**Entries taken from a collection:**

===

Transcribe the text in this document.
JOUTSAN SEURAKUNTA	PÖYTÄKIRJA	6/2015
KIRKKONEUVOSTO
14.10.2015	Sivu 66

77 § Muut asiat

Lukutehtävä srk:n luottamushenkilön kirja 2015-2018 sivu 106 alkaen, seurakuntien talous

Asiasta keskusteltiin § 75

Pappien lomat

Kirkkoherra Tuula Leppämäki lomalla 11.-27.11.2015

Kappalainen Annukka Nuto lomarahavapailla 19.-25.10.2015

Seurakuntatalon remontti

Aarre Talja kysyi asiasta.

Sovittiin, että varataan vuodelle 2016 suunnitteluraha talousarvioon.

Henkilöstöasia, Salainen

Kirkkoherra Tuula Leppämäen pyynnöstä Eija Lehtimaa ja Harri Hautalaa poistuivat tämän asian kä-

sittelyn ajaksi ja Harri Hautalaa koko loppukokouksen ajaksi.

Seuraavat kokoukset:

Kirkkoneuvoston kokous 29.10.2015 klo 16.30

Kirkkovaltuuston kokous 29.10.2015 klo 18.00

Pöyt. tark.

===

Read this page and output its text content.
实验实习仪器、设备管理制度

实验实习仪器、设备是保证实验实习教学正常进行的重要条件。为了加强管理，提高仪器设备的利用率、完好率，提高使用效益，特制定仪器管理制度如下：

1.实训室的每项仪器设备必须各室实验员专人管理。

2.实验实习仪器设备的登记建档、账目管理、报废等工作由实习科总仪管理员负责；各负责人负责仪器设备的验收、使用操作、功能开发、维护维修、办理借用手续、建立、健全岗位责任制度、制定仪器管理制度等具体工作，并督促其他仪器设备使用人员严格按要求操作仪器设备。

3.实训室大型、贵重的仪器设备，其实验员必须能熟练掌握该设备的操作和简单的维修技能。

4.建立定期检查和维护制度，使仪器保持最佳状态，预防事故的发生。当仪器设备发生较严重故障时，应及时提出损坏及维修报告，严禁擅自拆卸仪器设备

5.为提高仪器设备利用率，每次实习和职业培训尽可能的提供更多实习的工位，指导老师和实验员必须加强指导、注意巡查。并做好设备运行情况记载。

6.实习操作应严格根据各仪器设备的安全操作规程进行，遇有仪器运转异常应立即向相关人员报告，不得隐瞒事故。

===

**Task goal:** Gather up the lines containing the word "Hautalaa" from these records and copy them.

**Answer to this problem:**
Kirkkoherra Tuula Leppämäen pyynnöstä Eija Lehtimaa ja Harri Hautalaa poistuivat tämän asian kä-
sittelyn ajaksi ja Harri Hautalaa koko loppukokouksen ajaksi.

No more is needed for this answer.